• **What the exercise asks**:
Copy every line of the data that includes the string "true".

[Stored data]
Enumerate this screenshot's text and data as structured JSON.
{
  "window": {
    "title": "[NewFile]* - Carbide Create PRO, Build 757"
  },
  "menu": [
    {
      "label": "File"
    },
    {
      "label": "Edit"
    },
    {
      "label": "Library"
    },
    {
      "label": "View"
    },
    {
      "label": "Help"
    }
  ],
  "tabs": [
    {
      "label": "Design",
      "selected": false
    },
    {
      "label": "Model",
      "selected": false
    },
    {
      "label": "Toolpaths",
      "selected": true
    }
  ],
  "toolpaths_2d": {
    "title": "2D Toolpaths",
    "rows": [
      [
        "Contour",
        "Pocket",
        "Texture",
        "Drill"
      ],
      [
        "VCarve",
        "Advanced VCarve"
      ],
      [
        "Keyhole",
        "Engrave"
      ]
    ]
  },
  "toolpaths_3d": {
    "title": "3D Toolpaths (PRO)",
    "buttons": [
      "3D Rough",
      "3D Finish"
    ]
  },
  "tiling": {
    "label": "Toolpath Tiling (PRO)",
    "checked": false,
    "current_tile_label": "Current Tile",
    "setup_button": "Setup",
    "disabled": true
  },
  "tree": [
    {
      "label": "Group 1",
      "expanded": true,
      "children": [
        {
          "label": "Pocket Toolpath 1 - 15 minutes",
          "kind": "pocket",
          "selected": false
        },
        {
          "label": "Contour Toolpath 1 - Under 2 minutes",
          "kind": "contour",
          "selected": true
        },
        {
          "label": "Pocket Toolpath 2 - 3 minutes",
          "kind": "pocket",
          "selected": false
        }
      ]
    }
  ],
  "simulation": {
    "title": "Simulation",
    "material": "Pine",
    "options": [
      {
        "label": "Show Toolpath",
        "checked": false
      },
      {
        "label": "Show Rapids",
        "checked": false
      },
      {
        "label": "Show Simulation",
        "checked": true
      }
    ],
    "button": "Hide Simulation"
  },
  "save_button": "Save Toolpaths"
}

• **Answer to this exercise**:
      "selected": true
    "disabled": true
      "expanded": true,
          "selected": true
        "checked": true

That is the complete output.